▶ **Dataset entries**:
◆ ◆ ◆
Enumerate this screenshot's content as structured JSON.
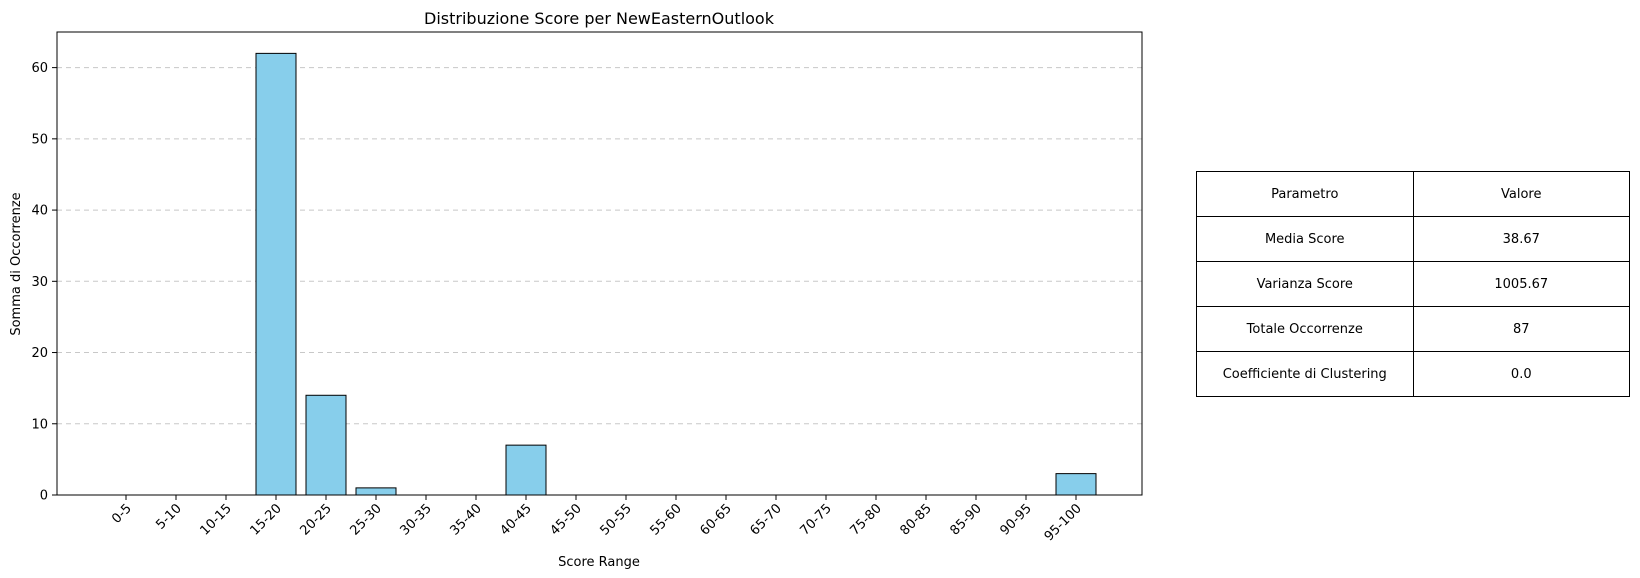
{
  "chart_data": {
    "type": "bar",
    "title": "Distribuzione Score per NewEasternOutlook",
    "xlabel": "Score Range",
    "ylabel": "Somma di Occorrenze",
    "categories": [
      "0-5",
      "5-10",
      "10-15",
      "15-20",
      "20-25",
      "25-30",
      "30-35",
      "35-40",
      "40-45",
      "45-50",
      "50-55",
      "55-60",
      "60-65",
      "65-70",
      "70-75",
      "75-80",
      "80-85",
      "85-90",
      "90-95",
      "95-100"
    ],
    "values": [
      0,
      0,
      0,
      62,
      14,
      1,
      0,
      0,
      7,
      0,
      0,
      0,
      0,
      0,
      0,
      0,
      0,
      0,
      0,
      3
    ],
    "ylim": [
      0,
      65
    ],
    "yticks": [
      0,
      10,
      20,
      30,
      40,
      50,
      60
    ],
    "grid": "y-dashed",
    "bar_color": "#87ceeb",
    "edge_color": "#000000"
  },
  "table": {
    "header": {
      "param": "Parametro",
      "value": "Valore"
    },
    "rows": [
      {
        "param": "Media Score",
        "value": "38.67"
      },
      {
        "param": "Varianza Score",
        "value": "1005.67"
      },
      {
        "param": "Totale Occorrenze",
        "value": "87"
      },
      {
        "param": "Coefficiente di Clustering",
        "value": "0.0"
      }
    ]
  }
}
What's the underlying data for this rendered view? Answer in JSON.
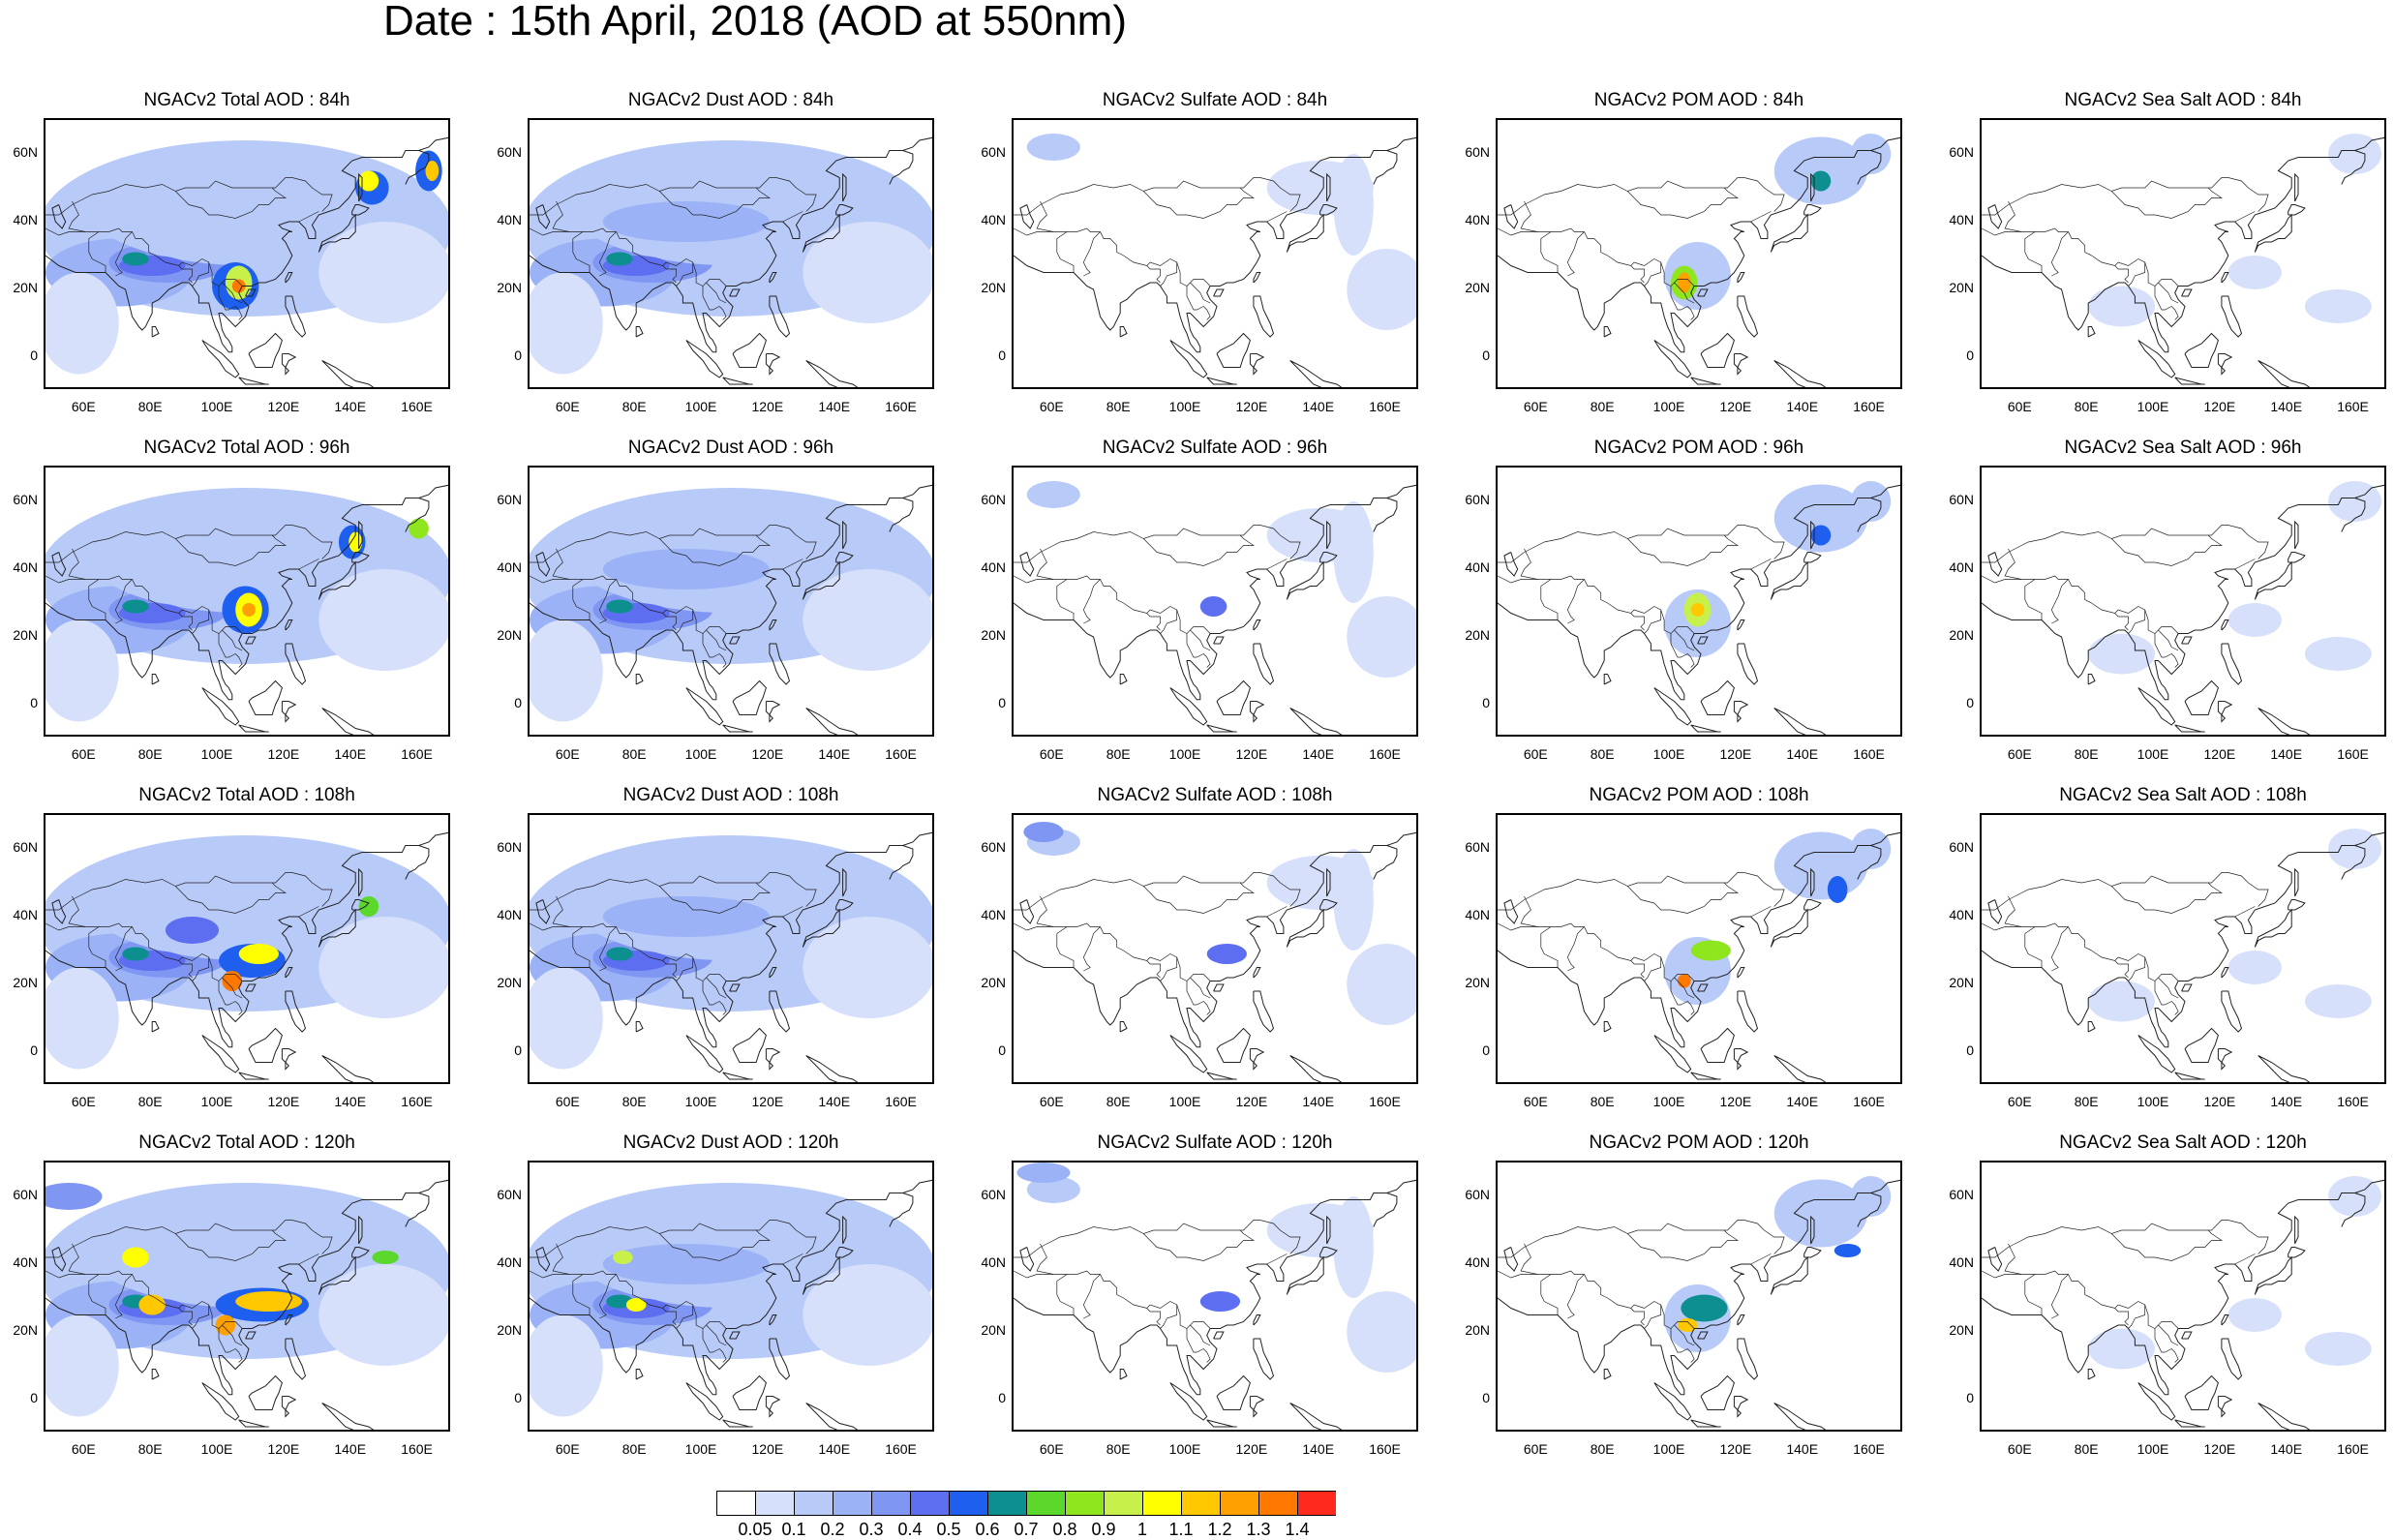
{
  "title": "Date : 15th April, 2018 (AOD at 550nm)",
  "model": "NGACv2",
  "columns": [
    {
      "species": "Total AOD",
      "key": "total"
    },
    {
      "species": "Dust AOD",
      "key": "dust"
    },
    {
      "species": "Sulfate AOD",
      "key": "sulfate"
    },
    {
      "species": "POM AOD",
      "key": "pom"
    },
    {
      "species": "Sea Salt AOD",
      "key": "seasalt"
    }
  ],
  "rows": [
    "84h",
    "96h",
    "108h",
    "120h"
  ],
  "panel_titles": [
    [
      "NGACv2 Total AOD : 84h",
      "NGACv2 Dust AOD : 84h",
      "NGACv2 Sulfate AOD : 84h",
      "NGACv2 POM AOD : 84h",
      "NGACv2 Sea Salt AOD : 84h"
    ],
    [
      "NGACv2 Total AOD : 96h",
      "NGACv2 Dust AOD : 96h",
      "NGACv2 Sulfate AOD : 96h",
      "NGACv2 POM AOD : 96h",
      "NGACv2 Sea Salt AOD : 96h"
    ],
    [
      "NGACv2 Total AOD : 108h",
      "NGACv2 Dust AOD : 108h",
      "NGACv2 Sulfate AOD : 108h",
      "NGACv2 POM AOD : 108h",
      "NGACv2 Sea Salt AOD : 108h"
    ],
    [
      "NGACv2 Total AOD : 120h",
      "NGACv2 Dust AOD : 120h",
      "NGACv2 Sulfate AOD : 120h",
      "NGACv2 POM AOD : 120h",
      "NGACv2 Sea Salt  AOD : 120h"
    ]
  ],
  "lat_labels": [
    "60N",
    "40N",
    "20N",
    "0"
  ],
  "lon_labels": [
    "60E",
    "80E",
    "100E",
    "120E",
    "140E",
    "160E"
  ],
  "colorbar": {
    "labels": [
      "0.05",
      "0.1",
      "0.2",
      "0.3",
      "0.4",
      "0.5",
      "0.6",
      "0.7",
      "0.8",
      "0.9",
      "1",
      "1.1",
      "1.2",
      "1.3",
      "1.4"
    ],
    "colors": [
      "#ffffff",
      "#d6e0fb",
      "#b8caf8",
      "#9bb3f6",
      "#7f97f2",
      "#5d6ef0",
      "#1e5ff0",
      "#0d8f8f",
      "#5bd82b",
      "#8fe61e",
      "#c8f04a",
      "#ffff00",
      "#ffc800",
      "#ffa000",
      "#ff7800",
      "#ff2a1e"
    ]
  }
}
◆ ◆ ◆
▶ **Exercise instructions**:
Point out every line holding the string "Occorrenze" and copy it.

▶ **Response**:
    "ylabel": "Somma di Occorrenze",
        "param": "Totale Occorrenze",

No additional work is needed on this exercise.